___ BLOQUE DE TEXTO

La Frontera Perdida

   (Retazos de Memoria)

Hoy decidí acordarme. Porque el ser humano no es sino un sinfín de recuerdos que se alejan a medida que nos volvemos viejos. Algunos de mis recuerdos reconfortan mis días; evocan momentos memorables, a veces muy intensos: algo pasó en tantos años después de todo. Ultimamente había pensado que estaban vacíos.  Mi trabajo me llevó por muchos lugares del planeta. En cada lugar traté de humanizar mis contactos con el medio y huir asi de la aridez de mi ocasional oficio. Aquí rescato algunos pasajes que recuerdo con sonrisas o al menos sin amarguras.

Perú, 1978

Era novato en el Banco Mundial. Las misiones de trabajo traían el sabor de nuevas geografías. Pero los colegas estaban siempre tensionados. Los movía el afán de conservarse en un ambiente cargados de presiones. Parecía que se flagelaban. No transcurrió mucho para que yo lo entendiera y muy probablemente lo imitara.

En 1978 Perú vivía un momento de cambios. Gobernaban los militares pero preparaban la transición hacia un gobierno civil. Había una Constituyente trabajando. Presidía el legendario Raúl Haya de la Torre. Volvían los exilados. La Constituyente descargaba la retórica contenida en un tiempo de dictados. Se cruzaban la izquierda y la derecha, el centro. En el fragor de la disputa, algún insulto. Un Constituyente deslizó “carnero” con desprecio hacia el opuesto. Era más que un insulto en aquel tiempo machista, en un país de gente generalmente respetuosas. El destinatario había sido en efecto parte de un escándalo tiempo atrás cuando su mujer sorprendida en pleno adulterio fue noticia. Después de alguna oratoria que otra, el Constituyente ofendido pidió la palabra. El Constituyente Fulano, dijo, me llamó carnero. Quiero dejar bien claro, agregó, que yo fui carnero. Y eso lo arreglé con mi divorcio. Pero el Constituyente Fulano es un reverendo hijo de puta  y eso no se arregla ni con la muerte de su madre.

______
___ DATOS POR EXAMINAR

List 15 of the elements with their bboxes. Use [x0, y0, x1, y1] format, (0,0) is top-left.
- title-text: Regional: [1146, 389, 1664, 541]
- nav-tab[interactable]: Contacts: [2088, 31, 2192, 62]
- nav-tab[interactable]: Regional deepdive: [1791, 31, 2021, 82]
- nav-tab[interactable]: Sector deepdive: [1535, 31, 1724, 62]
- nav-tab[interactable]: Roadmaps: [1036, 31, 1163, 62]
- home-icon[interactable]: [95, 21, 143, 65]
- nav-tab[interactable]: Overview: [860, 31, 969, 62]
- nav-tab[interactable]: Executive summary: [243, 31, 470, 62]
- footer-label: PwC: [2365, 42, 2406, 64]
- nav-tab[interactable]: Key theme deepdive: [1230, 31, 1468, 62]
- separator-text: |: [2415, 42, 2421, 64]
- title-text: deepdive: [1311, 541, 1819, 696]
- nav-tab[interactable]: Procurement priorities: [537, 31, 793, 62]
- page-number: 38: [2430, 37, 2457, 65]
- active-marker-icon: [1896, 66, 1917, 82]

______

# PREGUNTAS POR RESPONDER
[1] Según el relato de memorias, ¿quién presidía la Constituyente en el Perú de 1978?
[2] Transcribe sin cambios el pasaje del relato de memorias que va desde "(Retazos de Memoria)" hasta "menos sin amarguras.".
[3] Prolonga el relato de memorias a partir del punto en que termina.
Los ítems son un material aparte, sin relación con el relato de memorias.

# CONJUNTO DE RESPUESTAS
[1] Raúl Haya de la Torre.

[2]
(Retazos de Memoria)

Hoy decidí acordarme. Porque el ser humano no es sino un sinfín de recuerdos que se alejan a medida que nos volvemos viejos. Algunos de mis recuerdos reconfortan mis días; evocan momentos memorables, a veces muy intensos: algo pasó en tantos años después de todo. Ultimamente había pensado que estaban vacíos.  Mi trabajo me llevó por muchos lugares del planeta. En cada lugar traté de humanizar mis contactos con el medio y huir asi de la aridez de mi ocasional oficio. Aquí rescato algunos pasajes que recuerdo con sonrisas o al menos sin amarguras.

[3]
Creo que se hizo un silencio reflexivo seguido de risas y aplausos.

En el Caribe, 1979

¡Que verde y hermoso era el Caribe! Recorríamos el Caribe inglés en muchos casos recién independizado, de isla en isla, en misiones cortas para tratar de entender que pasaría en esas pequeñas naciones que se abrían al mundo.  Estabamos en Saint Vincent. Un ecuatoriano de diminuta estatura era insoportable. No se relajaba nunca. Demandaba. Quería en dos días saber con que proyectos avanzaría el futuro de cada isla. Indagaba agresivamente. Decidí hacer algo. Le dije que el país perdía competitividad en la exportación de bananas por el alto costo del empacado en cajas. La forma curva de las bananas, agregué con autoridad, disminuye la cantidad de bananas por cajas encareciendo el empacado en un …. diez por ciento aproximadamente. El petiso me siguió atentamente. Pero, concluí, creo qué hay una solución para empacar mas bananas: enderezarlas. Así mientras cenabamos expliqué, en presencia cómplice, el “Strengthening Banana Project” (Proyecto de Enderezar Bananas). Es una idea interesante a explorar en Washington dijo el petiso con aires de autoridad, crédulo. Al retirarme a mi habitación no podía contener la risa.

¡Pero sorpresa la mía! Al conectar vuelo en Miami, con algunas horas de espera recorrí puestos de ventas. Uno de ellos ofrecía tomates cuadrados de Israel, no eran perfectos pero ciertamente eran algo cuadrados. Hablé con un vendedor para averiguar. Los producen así para empacarlos mejor y la gente los compra por curiosidad, me dijo. No se lo comenté a nadie.

Venezuela, 1982

Venezuela navegaba con el precio del petróleo en aquella intensa década. Lo que más sobresalía eran las autopistas por doquier. ¡Como si eso fuera lo único! Autos en exceso y gasolina casi regalada no disimulaban las empobrecidas villas sujetadas al cerro vecino. Son colombianos, me repetían los oficiales cuando conversábamos. Lo que más me impresionaba eran las estadísticas de accidentes. Los muertos por accidentes rivalizaban con los de enfermedades naturales. Cuando tomaba un taxi en el aeropuerto me daba cuenta porque morían tantos. Advertía, sin mucho éxito, a  los choferes que no disparen demasiado.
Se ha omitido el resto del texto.